Given problem A:
Copy the records below from their first line through the line holding "Annotate this image: element", inclusive, and leave the pictures out of your copy.

Text extract:

Alexis Fernand Félix Jean Rivier (21 July 1896 – 6 November 1987) was a French composer of classical music in the neoclassical style.

The son of Henri Rivier, a co-inventor of Armenian paper, he composed over two hundred works, including music for orchestra, chamber groups, chorus, piano, and solo instruments.

Rivier served as Professor of Composition at the Paris Conservatory from 1948 until his retirement in 1966. During the period 1948–1962, he shared this position with famous composer Darius Milhaud. Three of his notable students at the Paris Conservatory were Gareth Walters, Pedro Ipuche Riva, and Gerd Boder.

Quote from Tadlock's dissertation on Rivier
"Jean Rivier (1896–1987), a twentieth-century French composer of the neo-classical school, is remembered primarily for his flute compositions. However, this prolific composer was extremely active in French musical circles from the period after World War I until his death. He composed over two hundred works, including symphonies, chamber music, concertos, choral music, piano works, music for solo instruments, and accompanied songs. For fourteen years, he shared with Darius Milhaud a position as Professor of Composition at the Paris Conservatory, and continued as sole professor from 1962 until his retirement in 1966. Rivier was a founding member of Triton, a musical society that promoted new music, and he was associated extensively with the French Radio (ORTF). Despite his successful career, Rivier's music was often eclipsed by the increasingly avant-garde compositions of more progressive French composers.

[Annotated element entries]
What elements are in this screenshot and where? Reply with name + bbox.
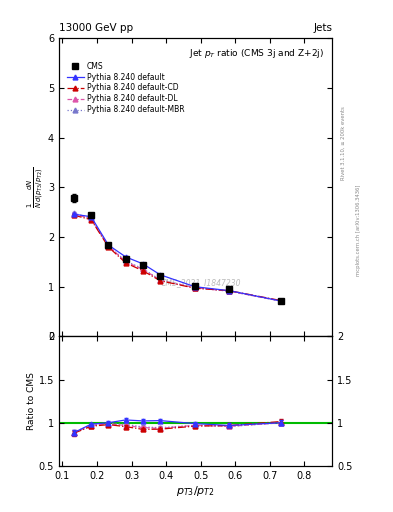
Text: CMS_2021_I1847230: CMS_2021_I1847230 <box>161 278 241 287</box>
Text: 13000 GeV pp: 13000 GeV pp <box>59 23 133 33</box>
Y-axis label: $\frac{1}{N}\frac{dN}{d(p_{T3}/p_{T2})}$: $\frac{1}{N}\frac{dN}{d(p_{T3}/p_{T2})}$ <box>25 167 45 208</box>
Legend: CMS, Pythia 8.240 default, Pythia 8.240 default-CD, Pythia 8.240 default-DL, Pyt: CMS, Pythia 8.240 default, Pythia 8.240 … <box>66 60 186 116</box>
Text: Rivet 3.1.10, ≥ 200k events: Rivet 3.1.10, ≥ 200k events <box>341 106 346 180</box>
X-axis label: $p_{T3}/p_{T2}$: $p_{T3}/p_{T2}$ <box>176 483 215 498</box>
Text: Jets: Jets <box>313 23 332 33</box>
Text: Jet $p_T$ ratio (CMS 3j and Z+2j): Jet $p_T$ ratio (CMS 3j and Z+2j) <box>189 47 324 60</box>
Y-axis label: Ratio to CMS: Ratio to CMS <box>27 372 36 430</box>
Text: mcplots.cern.ch [arXiv:1306.3436]: mcplots.cern.ch [arXiv:1306.3436] <box>356 185 361 276</box>
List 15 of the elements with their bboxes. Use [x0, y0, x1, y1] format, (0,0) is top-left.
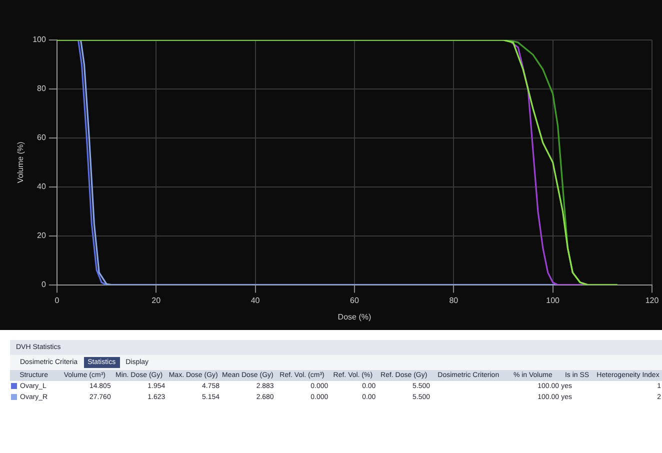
y-tick-label: 60	[37, 133, 46, 142]
x-tick-label: 120	[645, 296, 660, 305]
x-tick-label: 40	[250, 296, 260, 305]
y-axis-title: Volume (%)	[16, 141, 26, 184]
y-tick-label: 40	[37, 182, 46, 192]
x-tick-label: 20	[152, 296, 162, 305]
x-tick-label: 60	[350, 296, 360, 305]
x-tick-label: 80	[449, 296, 459, 305]
x-tick-label: 0	[54, 296, 60, 305]
x-tick-label: 100	[546, 296, 560, 305]
y-tick-label: 0	[41, 280, 46, 290]
x-axis-title: Dose (%)	[338, 312, 372, 322]
y-tick-label: 100	[32, 35, 46, 44]
y-tick-label: 20	[37, 231, 46, 240]
y-tick-label: 80	[37, 84, 46, 94]
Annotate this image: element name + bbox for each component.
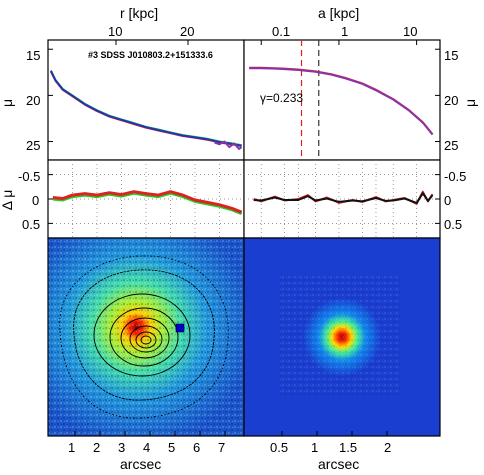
image-left-contours: [59, 255, 229, 419]
residual-left-lines: [52, 190, 243, 215]
bottom-left-tick-2: 2: [93, 440, 100, 455]
residual-left-series-1: [52, 190, 243, 214]
image-right-panel: [243, 237, 441, 437]
residual-left-grid: [48, 160, 244, 238]
profile-left-annotation: #3 SDSS J010803.2+151333.6: [88, 50, 213, 60]
profile-right-annotation: γ=0.233: [260, 91, 303, 105]
profile-left-series-2: [49, 70, 242, 147]
profile-right-lines: [249, 40, 434, 160]
residual-right-panel: [243, 159, 441, 239]
bottom-left-tick-4: 4: [143, 440, 150, 455]
image-left-panel: [47, 237, 245, 437]
bottom-right-tick-0-5: 0.5: [270, 440, 288, 455]
residual-right-ytick-05: 0.5: [444, 217, 462, 232]
profile-right-ytick-25: 25: [444, 138, 458, 153]
bottom-left-tick-3: 3: [118, 440, 125, 455]
residual-right-grid: [244, 160, 440, 238]
top-right-tick-1: 1: [341, 24, 348, 39]
profile-left-ytick-20: 20: [26, 93, 40, 108]
bottom-right-tick-1-5: 1.5: [339, 440, 357, 455]
residual-right-series-1: [253, 192, 434, 204]
residual-left-ytick-m05: -0.5: [18, 169, 40, 184]
profile-right-ytick-15: 15: [444, 48, 458, 63]
bottom-left-tick-5: 5: [168, 440, 175, 455]
profile-right-ytick-20: 20: [444, 93, 458, 108]
residual-left-ylabel: Δ μ: [0, 190, 15, 211]
residual-right-frame: [243, 159, 441, 239]
top-left-tick-10: 10: [108, 24, 122, 39]
residual-right-ytick-0: 0: [444, 193, 451, 208]
bottom-right-tick-2: 2: [384, 440, 391, 455]
profile-left-ytick-25: 25: [26, 138, 40, 153]
residual-right-lines: [253, 190, 434, 205]
residual-left-frame: [47, 159, 245, 239]
profile-left-ylabel: μ: [0, 99, 15, 107]
residual-left-ytick-0: 0: [32, 193, 39, 208]
residual-left-ytick-05: 0.5: [22, 217, 40, 232]
profile-left-ytick-15: 15: [26, 48, 40, 63]
bottom-left-tick-7: 7: [218, 440, 225, 455]
bottom-right-tick-1: 1: [311, 440, 318, 455]
profile-right-ylabel: μ: [462, 99, 478, 107]
profile-right-series-1: [249, 67, 434, 136]
image-right-frame: [243, 237, 441, 437]
image-right-noise: [280, 275, 400, 395]
profile-left-lines: [49, 70, 243, 150]
bottom-left-tick-6: 6: [193, 440, 200, 455]
profile-left-panel: #3 SDSS J010803.2+151333.6: [47, 39, 245, 161]
residual-right-ytick-m05: -0.5: [444, 169, 466, 184]
image-left-noise: [48, 238, 244, 436]
profile-right-panel: γ=0.233: [243, 39, 441, 161]
image-left-marker: [175, 323, 185, 333]
profile-left-series-3: [214, 140, 243, 150]
tick-marks: [48, 40, 440, 436]
residual-left-panel: [47, 159, 245, 239]
top-left-tick-20: 20: [180, 24, 194, 39]
bottom-right-xlabel: arcsec: [318, 456, 359, 472]
top-right-tick-10: 10: [403, 24, 417, 39]
bottom-left-xlabel: arcsec: [120, 456, 161, 472]
bottom-left-tick-1: 1: [68, 440, 75, 455]
top-left-axis-label: r [kpc]: [120, 5, 158, 21]
top-right-axis-label: a [kpc]: [318, 5, 359, 21]
top-right-tick-0-1: 0.1: [272, 24, 290, 39]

Given problem B:
Write out the whole text on Jean Rivier above, word for word.

Worked solution A:
What elements are in this screenshot and where? Reply with name + bbox.
Text: CMS_2021_I1847230: CMS_2021_I1847230 <box>161 278 241 287</box>
Text: 13000 GeV pp: 13000 GeV pp <box>59 23 133 33</box>
Y-axis label: $\frac{1}{N}\frac{dN}{d(p_{T3}/p_{T2})}$: $\frac{1}{N}\frac{dN}{d(p_{T3}/p_{T2})}$ <box>25 167 45 208</box>
Legend: CMS, Pythia 8.240 default, Pythia 8.240 default-CD, Pythia 8.240 default-DL, Pyt: CMS, Pythia 8.240 default, Pythia 8.240 … <box>66 60 186 116</box>
Text: Rivet 3.1.10, ≥ 200k events: Rivet 3.1.10, ≥ 200k events <box>341 106 346 180</box>
X-axis label: $p_{T3}/p_{T2}$: $p_{T3}/p_{T2}$ <box>176 483 215 498</box>
Text: Jets: Jets <box>313 23 332 33</box>
Text: Jet $p_T$ ratio (CMS 3j and Z+2j): Jet $p_T$ ratio (CMS 3j and Z+2j) <box>189 47 324 60</box>
Y-axis label: Ratio to CMS: Ratio to CMS <box>27 372 36 430</box>
Text: mcplots.cern.ch [arXiv:1306.3436]: mcplots.cern.ch [arXiv:1306.3436] <box>356 185 361 276</box>
List 15 of the elements with their bboxes. Use [x0, y0, x1, y1] format, (0,0) is top-left.
y-tick-label: 60	[37, 133, 46, 142]
x-tick-label: 120	[645, 296, 660, 305]
x-tick-label: 40	[250, 296, 260, 305]
y-axis-title: Volume (%)	[16, 141, 26, 184]
y-tick-label: 40	[37, 182, 46, 192]
x-tick-label: 20	[152, 296, 162, 305]
x-tick-label: 60	[350, 296, 360, 305]
x-tick-label: 80	[449, 296, 459, 305]
x-tick-label: 0	[54, 296, 60, 305]
x-tick-label: 100	[546, 296, 560, 305]
y-tick-label: 0	[41, 280, 46, 290]
x-axis-title: Dose (%)	[338, 312, 372, 322]
y-tick-label: 100	[32, 35, 46, 44]
y-tick-label: 20	[37, 231, 46, 240]
y-tick-label: 80	[37, 84, 46, 94]
Annotate this image: element name + bbox for each component.

Worked solution B:
Alexis Fernand Félix Jean Rivier (21 July 1896 – 6 November 1987) was a French composer of classical music in the neoclassical style.

The son of Henri Rivier, a co-inventor of Armenian paper, he composed over two hundred works, including music for orchestra, chamber groups, chorus, piano, and solo instruments.

Rivier served as Professor of Composition at the Paris Conservatory from 1948 until his retirement in 1966. During the period 1948–1962, he shared this position with famous composer Darius Milhaud. Three of his notable students at the Paris Conservatory were Gareth Walters, Pedro Ipuche Riva, and Gerd Boder.

Quote from Tadlock's dissertation on Rivier
"Jean Rivier (1896–1987), a twentieth-century French composer of the neo-classical school, is remembered primarily for his flute compositions. However, this prolific composer was extremely active in French musical circles from the period after World War I until his death. He composed over two hundred works, including symphonies, chamber music, concertos, choral music, piano works, music for solo instruments, and accompanied songs. For fourteen years, he shared with Darius Milhaud a position as Professor of Composition at the Paris Conservatory, and continued as sole professor from 1962 until his retirement in 1966. Rivier was a founding member of Triton, a musical society that promoted new music, and he was associated extensively with the French Radio (ORTF). Despite his successful career, Rivier's music was often eclipsed by the increasingly avant-garde compositions of more progressive French composers.